begin Data entries

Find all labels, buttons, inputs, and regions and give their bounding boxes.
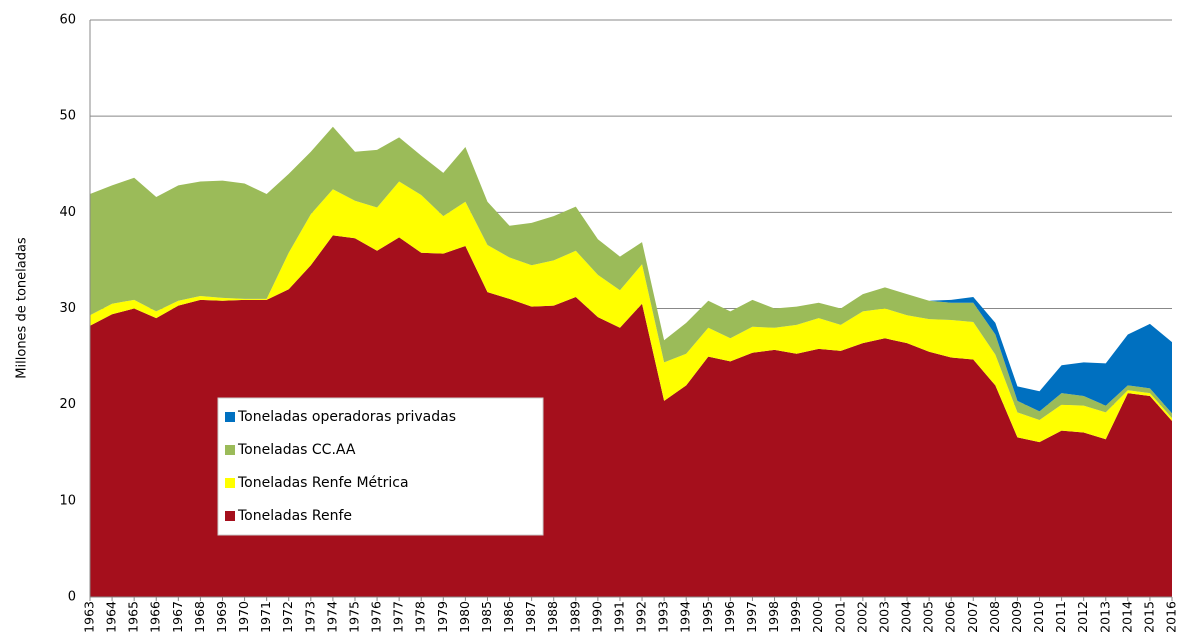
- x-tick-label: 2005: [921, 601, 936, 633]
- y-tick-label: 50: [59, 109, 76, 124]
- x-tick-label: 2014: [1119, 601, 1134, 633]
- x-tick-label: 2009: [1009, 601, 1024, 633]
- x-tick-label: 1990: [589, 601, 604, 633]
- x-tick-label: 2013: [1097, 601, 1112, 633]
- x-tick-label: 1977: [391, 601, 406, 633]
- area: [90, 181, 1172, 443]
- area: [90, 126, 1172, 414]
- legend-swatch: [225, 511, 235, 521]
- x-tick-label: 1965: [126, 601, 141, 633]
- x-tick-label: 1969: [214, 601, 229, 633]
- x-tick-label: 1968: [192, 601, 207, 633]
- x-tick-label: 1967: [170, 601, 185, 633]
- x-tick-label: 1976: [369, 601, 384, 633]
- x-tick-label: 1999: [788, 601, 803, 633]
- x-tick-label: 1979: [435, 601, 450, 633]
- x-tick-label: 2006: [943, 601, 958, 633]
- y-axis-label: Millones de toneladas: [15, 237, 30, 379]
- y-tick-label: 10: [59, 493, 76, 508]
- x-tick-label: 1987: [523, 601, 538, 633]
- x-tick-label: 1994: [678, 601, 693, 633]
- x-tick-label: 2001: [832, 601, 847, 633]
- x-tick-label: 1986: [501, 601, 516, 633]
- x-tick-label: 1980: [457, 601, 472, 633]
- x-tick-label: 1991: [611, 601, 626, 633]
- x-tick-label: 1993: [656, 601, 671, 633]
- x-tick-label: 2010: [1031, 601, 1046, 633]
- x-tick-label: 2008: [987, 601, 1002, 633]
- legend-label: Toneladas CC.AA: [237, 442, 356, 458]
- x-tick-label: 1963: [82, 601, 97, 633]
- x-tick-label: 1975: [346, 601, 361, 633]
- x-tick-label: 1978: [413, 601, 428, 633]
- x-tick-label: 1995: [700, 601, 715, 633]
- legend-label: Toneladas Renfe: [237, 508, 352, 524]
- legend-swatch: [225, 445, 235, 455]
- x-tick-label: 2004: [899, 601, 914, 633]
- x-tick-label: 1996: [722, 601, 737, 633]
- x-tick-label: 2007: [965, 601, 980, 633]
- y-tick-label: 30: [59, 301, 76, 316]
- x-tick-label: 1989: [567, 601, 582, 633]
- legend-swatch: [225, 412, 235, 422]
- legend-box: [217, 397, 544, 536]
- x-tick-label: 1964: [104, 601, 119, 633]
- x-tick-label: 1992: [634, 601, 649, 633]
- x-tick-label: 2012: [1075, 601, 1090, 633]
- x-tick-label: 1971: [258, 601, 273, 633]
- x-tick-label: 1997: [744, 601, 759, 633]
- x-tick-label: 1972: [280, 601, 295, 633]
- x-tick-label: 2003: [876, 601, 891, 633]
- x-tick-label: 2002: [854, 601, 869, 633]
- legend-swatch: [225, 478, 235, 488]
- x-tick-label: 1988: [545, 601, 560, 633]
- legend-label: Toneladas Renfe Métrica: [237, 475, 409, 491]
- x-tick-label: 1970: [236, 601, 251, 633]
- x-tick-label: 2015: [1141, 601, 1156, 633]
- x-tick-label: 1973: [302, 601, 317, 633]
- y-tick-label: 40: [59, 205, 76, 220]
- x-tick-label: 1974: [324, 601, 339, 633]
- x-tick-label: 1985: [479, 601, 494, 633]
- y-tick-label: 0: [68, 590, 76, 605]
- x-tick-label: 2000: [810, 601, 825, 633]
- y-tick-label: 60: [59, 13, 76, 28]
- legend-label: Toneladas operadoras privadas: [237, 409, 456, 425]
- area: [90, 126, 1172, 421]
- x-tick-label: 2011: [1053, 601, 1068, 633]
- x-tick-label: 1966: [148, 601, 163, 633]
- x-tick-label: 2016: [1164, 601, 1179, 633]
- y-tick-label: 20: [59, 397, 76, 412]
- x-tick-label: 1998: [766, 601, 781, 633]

end Data entries
begin Data entries

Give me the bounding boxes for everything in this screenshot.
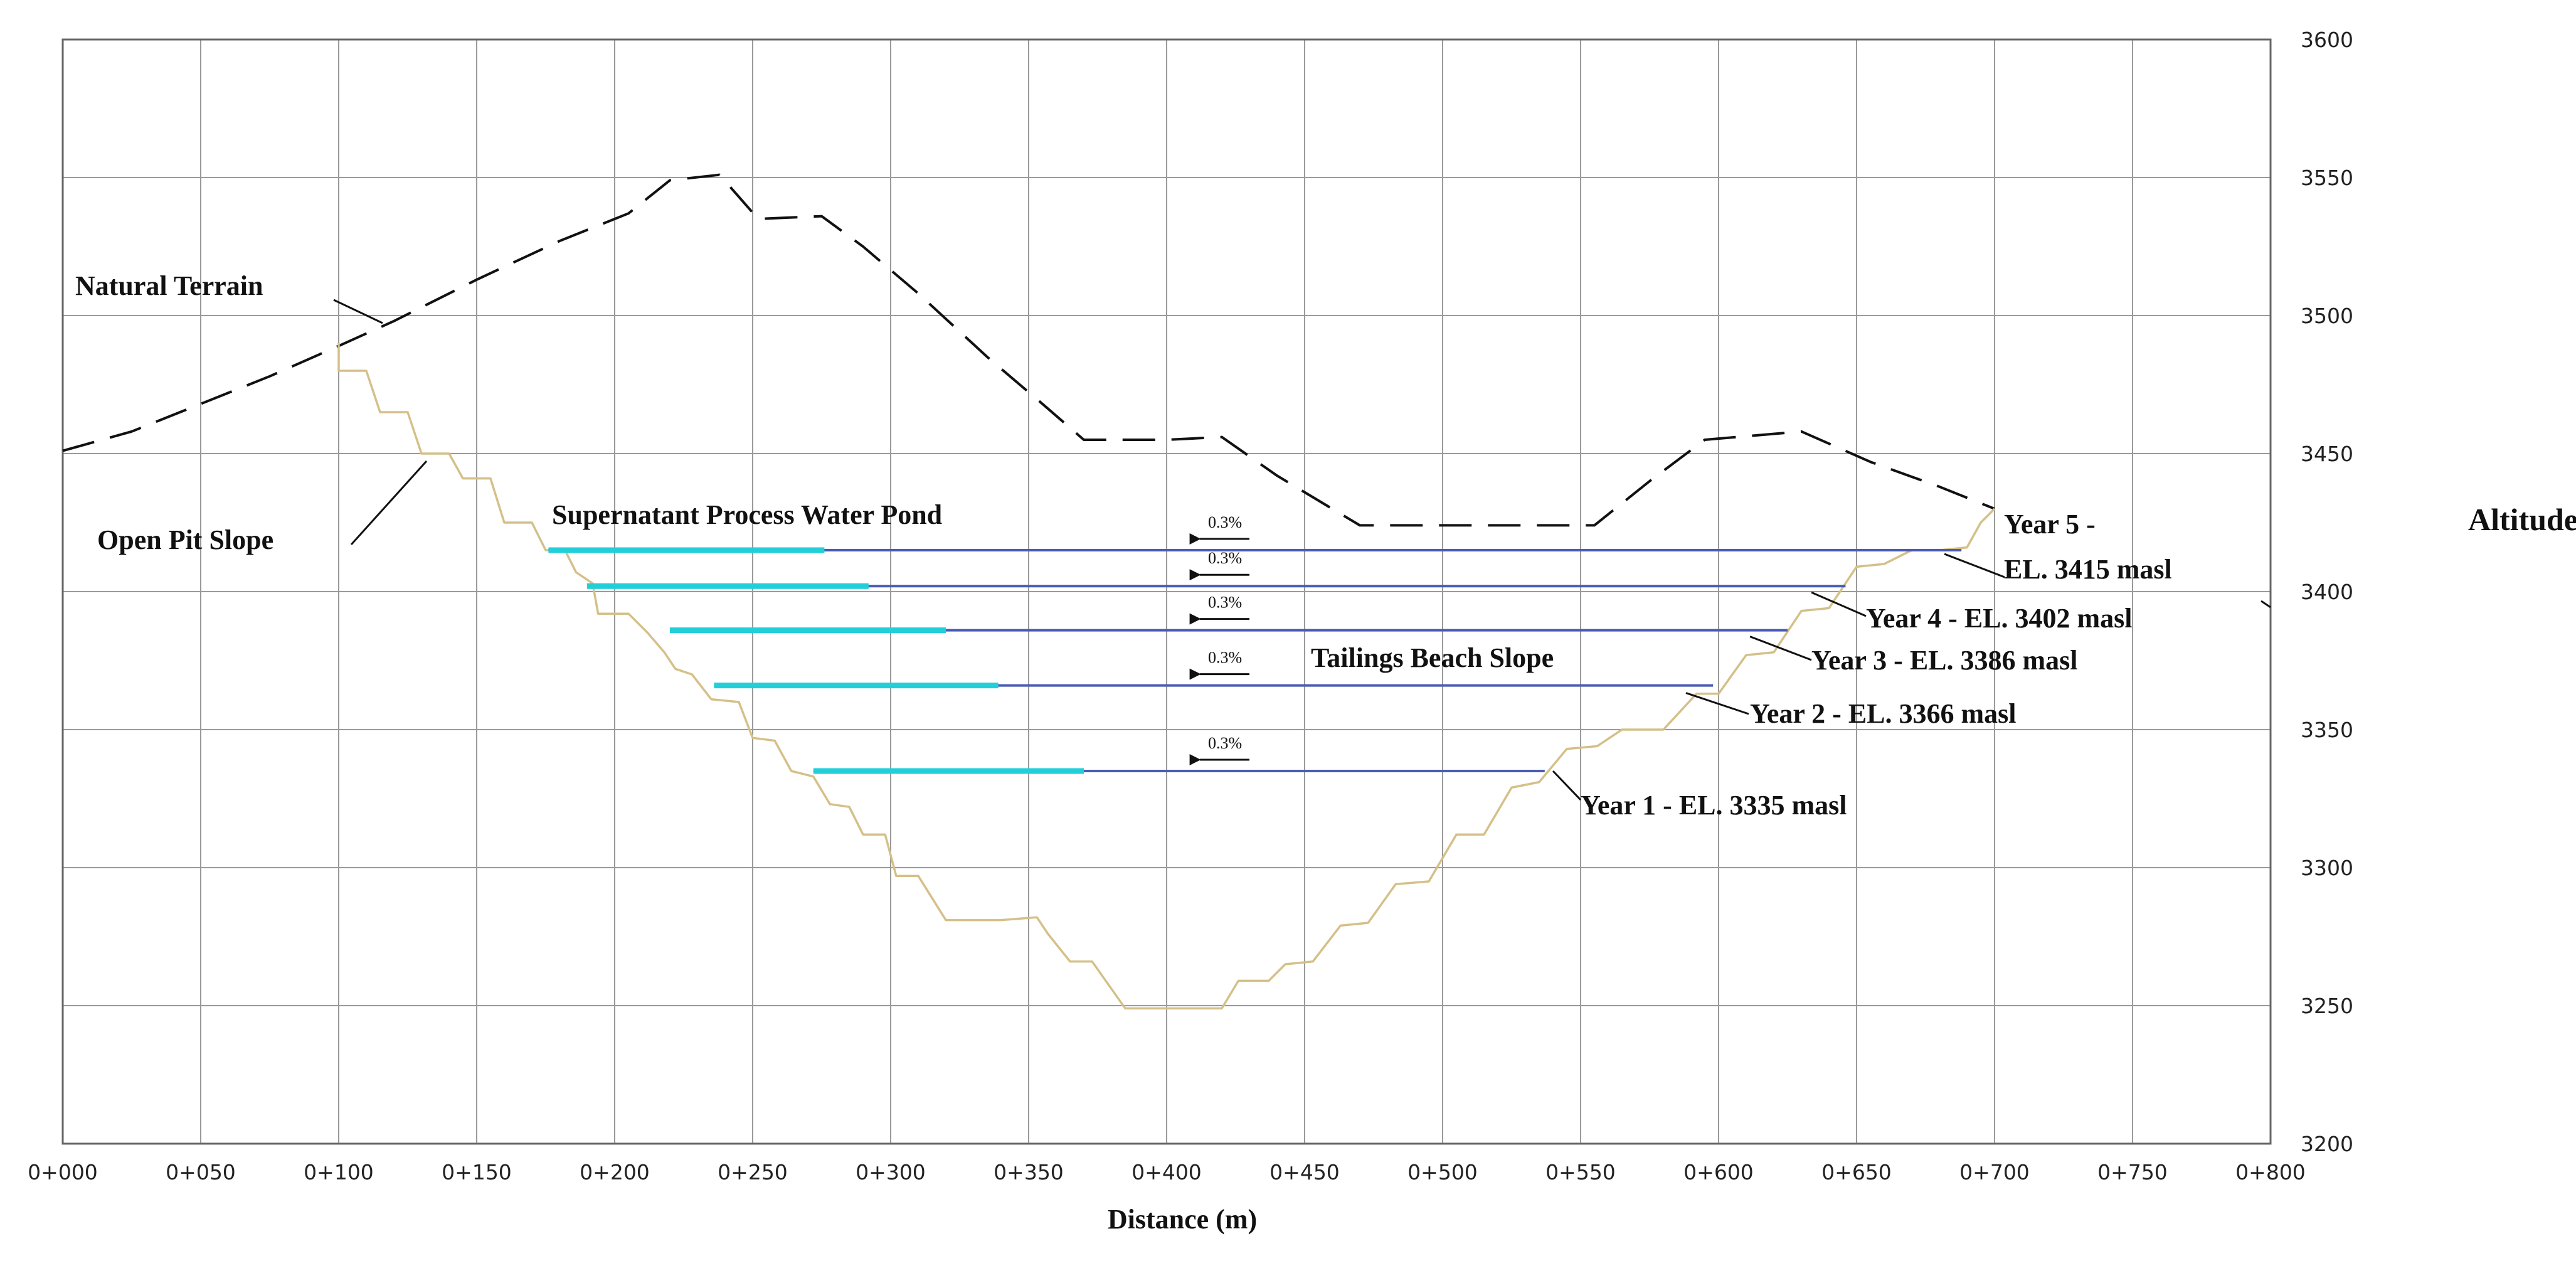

end Data entries

**Task objective**
Revise the material from the line containing "Find all labels, buttons, inputs, and" through the line containing "- x-tick-label: 1969: [214, 601, 229, 633]", replacing "area" with "filled-region" and leaving everything else unchanged. Omit the pictures from your answer.

**Worked solution**
Find all labels, buttons, inputs, and regions and give their bounding boxes.
- x-tick-label: 2005: [921, 601, 936, 633]
- y-tick-label: 50: [59, 109, 76, 124]
- x-tick-label: 2014: [1119, 601, 1134, 633]
- x-tick-label: 2009: [1009, 601, 1024, 633]
- x-tick-label: 1990: [589, 601, 604, 633]
- x-tick-label: 2013: [1097, 601, 1112, 633]
- x-tick-label: 1977: [391, 601, 406, 633]
- filled-region: [90, 181, 1172, 443]
- filled-region: [90, 126, 1172, 414]
- legend-swatch: [225, 511, 235, 521]
- x-tick-label: 1965: [126, 601, 141, 633]
- x-tick-label: 1969: [214, 601, 229, 633]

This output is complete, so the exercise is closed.